▶ _Written problem_: Write out every record below exactly as it appears.

#### Task data ####

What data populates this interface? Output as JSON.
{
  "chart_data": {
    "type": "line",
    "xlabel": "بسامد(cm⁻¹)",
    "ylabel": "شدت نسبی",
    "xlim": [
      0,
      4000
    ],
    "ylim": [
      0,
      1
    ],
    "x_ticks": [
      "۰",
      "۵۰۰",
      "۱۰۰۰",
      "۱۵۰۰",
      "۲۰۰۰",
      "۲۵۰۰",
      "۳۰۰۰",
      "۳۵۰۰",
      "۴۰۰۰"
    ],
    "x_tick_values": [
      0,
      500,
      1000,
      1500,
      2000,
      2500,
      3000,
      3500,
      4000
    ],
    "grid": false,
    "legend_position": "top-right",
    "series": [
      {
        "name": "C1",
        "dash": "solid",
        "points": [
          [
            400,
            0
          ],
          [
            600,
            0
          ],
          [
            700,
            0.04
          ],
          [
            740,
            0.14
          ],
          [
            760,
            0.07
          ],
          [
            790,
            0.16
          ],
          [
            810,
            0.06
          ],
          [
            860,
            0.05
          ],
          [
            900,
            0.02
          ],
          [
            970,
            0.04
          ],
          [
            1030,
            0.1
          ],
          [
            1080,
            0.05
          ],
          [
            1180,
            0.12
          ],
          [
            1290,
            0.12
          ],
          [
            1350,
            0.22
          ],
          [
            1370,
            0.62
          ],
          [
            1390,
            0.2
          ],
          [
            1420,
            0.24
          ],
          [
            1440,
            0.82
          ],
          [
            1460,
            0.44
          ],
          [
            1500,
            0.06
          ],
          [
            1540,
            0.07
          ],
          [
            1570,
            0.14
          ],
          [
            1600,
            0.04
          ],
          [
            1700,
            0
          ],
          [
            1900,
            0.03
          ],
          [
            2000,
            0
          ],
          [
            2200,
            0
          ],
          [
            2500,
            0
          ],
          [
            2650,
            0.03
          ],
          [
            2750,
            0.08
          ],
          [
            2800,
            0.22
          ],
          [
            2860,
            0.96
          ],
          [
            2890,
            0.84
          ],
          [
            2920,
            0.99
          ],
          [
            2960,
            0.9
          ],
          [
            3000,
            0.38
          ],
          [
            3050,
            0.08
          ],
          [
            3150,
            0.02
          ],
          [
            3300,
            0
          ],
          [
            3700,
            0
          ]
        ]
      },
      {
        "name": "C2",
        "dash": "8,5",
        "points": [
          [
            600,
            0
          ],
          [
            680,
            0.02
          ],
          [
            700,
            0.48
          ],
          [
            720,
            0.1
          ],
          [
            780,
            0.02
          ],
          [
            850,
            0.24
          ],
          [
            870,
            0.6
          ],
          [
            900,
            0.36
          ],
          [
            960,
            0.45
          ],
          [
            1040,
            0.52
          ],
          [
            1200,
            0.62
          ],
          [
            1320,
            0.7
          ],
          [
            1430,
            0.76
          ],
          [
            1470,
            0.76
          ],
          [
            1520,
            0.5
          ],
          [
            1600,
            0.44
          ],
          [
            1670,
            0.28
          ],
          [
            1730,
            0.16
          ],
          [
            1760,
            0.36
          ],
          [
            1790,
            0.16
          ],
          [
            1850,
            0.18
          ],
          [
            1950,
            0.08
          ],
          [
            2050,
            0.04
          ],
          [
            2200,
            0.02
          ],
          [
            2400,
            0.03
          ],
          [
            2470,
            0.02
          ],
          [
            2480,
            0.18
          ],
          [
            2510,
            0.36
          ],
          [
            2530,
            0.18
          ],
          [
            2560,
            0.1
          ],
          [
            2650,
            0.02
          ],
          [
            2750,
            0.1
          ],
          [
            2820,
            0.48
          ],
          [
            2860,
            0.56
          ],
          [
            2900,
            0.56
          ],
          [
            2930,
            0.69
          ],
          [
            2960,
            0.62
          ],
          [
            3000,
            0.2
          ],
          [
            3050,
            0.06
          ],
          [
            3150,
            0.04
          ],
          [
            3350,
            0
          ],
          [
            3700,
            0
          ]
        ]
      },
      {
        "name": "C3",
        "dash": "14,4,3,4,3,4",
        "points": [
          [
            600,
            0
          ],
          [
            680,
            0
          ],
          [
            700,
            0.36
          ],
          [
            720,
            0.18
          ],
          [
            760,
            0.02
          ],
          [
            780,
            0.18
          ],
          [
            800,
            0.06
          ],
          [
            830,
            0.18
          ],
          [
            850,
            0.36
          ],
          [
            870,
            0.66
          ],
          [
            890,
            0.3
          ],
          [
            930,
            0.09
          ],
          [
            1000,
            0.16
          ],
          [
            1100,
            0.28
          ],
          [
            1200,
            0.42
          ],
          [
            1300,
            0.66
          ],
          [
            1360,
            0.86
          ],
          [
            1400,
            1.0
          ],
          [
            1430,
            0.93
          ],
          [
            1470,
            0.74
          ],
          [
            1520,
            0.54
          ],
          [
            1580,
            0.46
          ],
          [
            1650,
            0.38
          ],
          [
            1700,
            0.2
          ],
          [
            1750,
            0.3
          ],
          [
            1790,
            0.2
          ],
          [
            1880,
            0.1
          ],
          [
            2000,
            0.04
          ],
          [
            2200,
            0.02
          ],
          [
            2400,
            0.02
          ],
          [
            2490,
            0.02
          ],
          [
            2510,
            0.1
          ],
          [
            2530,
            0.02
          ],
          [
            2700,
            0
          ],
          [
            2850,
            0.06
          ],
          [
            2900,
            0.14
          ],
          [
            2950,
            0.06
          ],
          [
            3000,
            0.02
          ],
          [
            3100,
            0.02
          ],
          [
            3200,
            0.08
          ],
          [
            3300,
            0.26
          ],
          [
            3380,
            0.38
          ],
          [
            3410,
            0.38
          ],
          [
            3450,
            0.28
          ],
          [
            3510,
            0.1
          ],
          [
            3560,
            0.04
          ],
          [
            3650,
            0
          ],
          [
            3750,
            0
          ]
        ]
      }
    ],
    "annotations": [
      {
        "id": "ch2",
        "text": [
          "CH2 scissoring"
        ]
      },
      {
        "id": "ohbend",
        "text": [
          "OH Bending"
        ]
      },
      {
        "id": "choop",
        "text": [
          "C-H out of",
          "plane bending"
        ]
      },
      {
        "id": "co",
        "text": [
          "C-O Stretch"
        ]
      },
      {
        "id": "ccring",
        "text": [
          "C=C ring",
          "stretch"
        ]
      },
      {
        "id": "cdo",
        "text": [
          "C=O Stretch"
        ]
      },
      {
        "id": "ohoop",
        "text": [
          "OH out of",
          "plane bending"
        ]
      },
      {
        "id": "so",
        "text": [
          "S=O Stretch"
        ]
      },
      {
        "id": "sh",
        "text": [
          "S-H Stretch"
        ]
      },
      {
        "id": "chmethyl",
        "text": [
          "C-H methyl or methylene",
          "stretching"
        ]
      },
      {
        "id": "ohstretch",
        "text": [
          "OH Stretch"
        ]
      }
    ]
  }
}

####

▶ _Solution for this exercise_:
What data populates this interface? Output as JSON.
{
  "chart_data": {
    "type": "line",
    "xlabel": "بسامد(cm⁻¹)",
    "ylabel": "شدت نسبی",
    "xlim": [
      0,
      4000
    ],
    "ylim": [
      0,
      1
    ],
    "x_ticks": [
      "۰",
      "۵۰۰",
      "۱۰۰۰",
      "۱۵۰۰",
      "۲۰۰۰",
      "۲۵۰۰",
      "۳۰۰۰",
      "۳۵۰۰",
      "۴۰۰۰"
    ],
    "x_tick_values": [
      0,
      500,
      1000,
      1500,
      2000,
      2500,
      3000,
      3500,
      4000
    ],
    "grid": false,
    "legend_position": "top-right",
    "series": [
      {
        "name": "C1",
        "dash": "solid",
        "points": [
          [
            400,
            0
          ],
          [
            600,
            0
          ],
          [
            700,
            0.04
          ],
          [
            740,
            0.14
          ],
          [
            760,
            0.07
          ],
          [
            790,
            0.16
          ],
          [
            810,
            0.06
          ],
          [
            860,
            0.05
          ],
          [
            900,
            0.02
          ],
          [
            970,
            0.04
          ],
          [
            1030,
            0.1
          ],
          [
            1080,
            0.05
          ],
          [
            1180,
            0.12
          ],
          [
            1290,
            0.12
          ],
          [
            1350,
            0.22
          ],
          [
            1370,
            0.62
          ],
          [
            1390,
            0.2
          ],
          [
            1420,
            0.24
          ],
          [
            1440,
            0.82
          ],
          [
            1460,
            0.44
          ],
          [
            1500,
            0.06
          ],
          [
            1540,
            0.07
          ],
          [
            1570,
            0.14
          ],
          [
            1600,
            0.04
          ],
          [
            1700,
            0
          ],
          [
            1900,
            0.03
          ],
          [
            2000,
            0
          ],
          [
            2200,
            0
          ],
          [
            2500,
            0
          ],
          [
            2650,
            0.03
          ],
          [
            2750,
            0.08
          ],
          [
            2800,
            0.22
          ],
          [
            2860,
            0.96
          ],
          [
            2890,
            0.84
          ],
          [
            2920,
            0.99
          ],
          [
            2960,
            0.9
          ],
          [
            3000,
            0.38
          ],
          [
            3050,
            0.08
          ],
          [
            3150,
            0.02
          ],
          [
            3300,
            0
          ],
          [
            3700,
            0
          ]
        ]
      },
      {
        "name": "C2",
        "dash": "8,5",
        "points": [
          [
            600,
            0
          ],
          [
            680,
            0.02
          ],
          [
            700,
            0.48
          ],
          [
            720,
            0.1
          ],
          [
            780,
            0.02
          ],
          [
            850,
            0.24
          ],
          [
            870,
            0.6
          ],
          [
            900,
            0.36
          ],
          [
            960,
            0.45
          ],
          [
            1040,
            0.52
          ],
          [
            1200,
            0.62
          ],
          [
            1320,
            0.7
          ],
          [
            1430,
            0.76
          ],
          [
            1470,
            0.76
          ],
          [
            1520,
            0.5
          ],
          [
            1600,
            0.44
          ],
          [
            1670,
            0.28
          ],
          [
            1730,
            0.16
          ],
          [
            1760,
            0.36
          ],
          [
            1790,
            0.16
          ],
          [
            1850,
            0.18
          ],
          [
            1950,
            0.08
          ],
          [
            2050,
            0.04
          ],
          [
            2200,
            0.02
          ],
          [
            2400,
            0.03
          ],
          [
            2470,
            0.02
          ],
          [
            2480,
            0.18
          ],
          [
            2510,
            0.36
          ],
          [
            2530,
            0.18
          ],
          [
            2560,
            0.1
          ],
          [
            2650,
            0.02
          ],
          [
            2750,
            0.1
          ],
          [
            2820,
            0.48
          ],
          [
            2860,
            0.56
          ],
          [
            2900,
            0.56
          ],
          [
            2930,
            0.69
          ],
          [
            2960,
            0.62
          ],
          [
            3000,
            0.2
          ],
          [
            3050,
            0.06
          ],
          [
            3150,
            0.04
          ],
          [
            3350,
            0
          ],
          [
            3700,
            0
          ]
        ]
      },
      {
        "name": "C3",
        "dash": "14,4,3,4,3,4",
        "points": [
          [
            600,
            0
          ],
          [
            680,
            0
          ],
          [
            700,
            0.36
          ],
          [
            720,
            0.18
          ],
          [
            760,
            0.02
          ],
          [
            780,
            0.18
          ],
          [
            800,
            0.06
          ],
          [
            830,
            0.18
          ],
          [
            850,
            0.36
          ],
          [
            870,
            0.66
          ],
          [
            890,
            0.3
          ],
          [
            930,
            0.09
          ],
          [
            1000,
            0.16
          ],
          [
            1100,
            0.28
          ],
          [
            1200,
            0.42
          ],
          [
            1300,
            0.66
          ],
          [
            1360,
            0.86
          ],
          [
            1400,
            1.0
          ],
          [
            1430,
            0.93
          ],
          [
            1470,
            0.74
          ],
          [
            1520,
            0.54
          ],
          [
            1580,
            0.46
          ],
          [
            1650,
            0.38
          ],
          [
            1700,
            0.2
          ],
          [
            1750,
            0.3
          ],
          [
            1790,
            0.2
          ],
          [
            1880,
            0.1
          ],
          [
            2000,
            0.04
          ],
          [
            2200,
            0.02
          ],
          [
            2400,
            0.02
          ],
          [
            2490,
            0.02
          ],
          [
            2510,
            0.1
          ],
          [
            2530,
            0.02
          ],
          [
            2700,
            0
          ],
          [
            2850,
            0.06
          ],
          [
            2900,
            0.14
          ],
          [
            2950,
            0.06
          ],
          [
            3000,
            0.02
          ],
          [
            3100,
            0.02
          ],
          [
            3200,
            0.08
          ],
          [
            3300,
            0.26
          ],
          [
            3380,
            0.38
          ],
          [
            3410,
            0.38
          ],
          [
            3450,
            0.28
          ],
          [
            3510,
            0.1
          ],
          [
            3560,
            0.04
          ],
          [
            3650,
            0
          ],
          [
            3750,
            0
          ]
        ]
      }
    ],
    "annotations": [
      {
        "id": "ch2",
        "text": [
          "CH2 scissoring"
        ]
      },
      {
        "id": "ohbend",
        "text": [
          "OH Bending"
        ]
      },
      {
        "id": "choop",
        "text": [
          "C-H out of",
          "plane bending"
        ]
      },
      {
        "id": "co",
        "text": [
          "C-O Stretch"
        ]
      },
      {
        "id": "ccring",
        "text": [
          "C=C ring",
          "stretch"
        ]
      },
      {
        "id": "cdo",
        "text": [
          "C=O Stretch"
        ]
      },
      {
        "id": "ohoop",
        "text": [
          "OH out of",
          "plane bending"
        ]
      },
      {
        "id": "so",
        "text": [
          "S=O Stretch"
        ]
      },
      {
        "id": "sh",
        "text": [
          "S-H Stretch"
        ]
      },
      {
        "id": "chmethyl",
        "text": [
          "C-H methyl or methylene",
          "stretching"
        ]
      },
      {
        "id": "ohstretch",
        "text": [
          "OH Stretch"
        ]
      }
    ]
  }
}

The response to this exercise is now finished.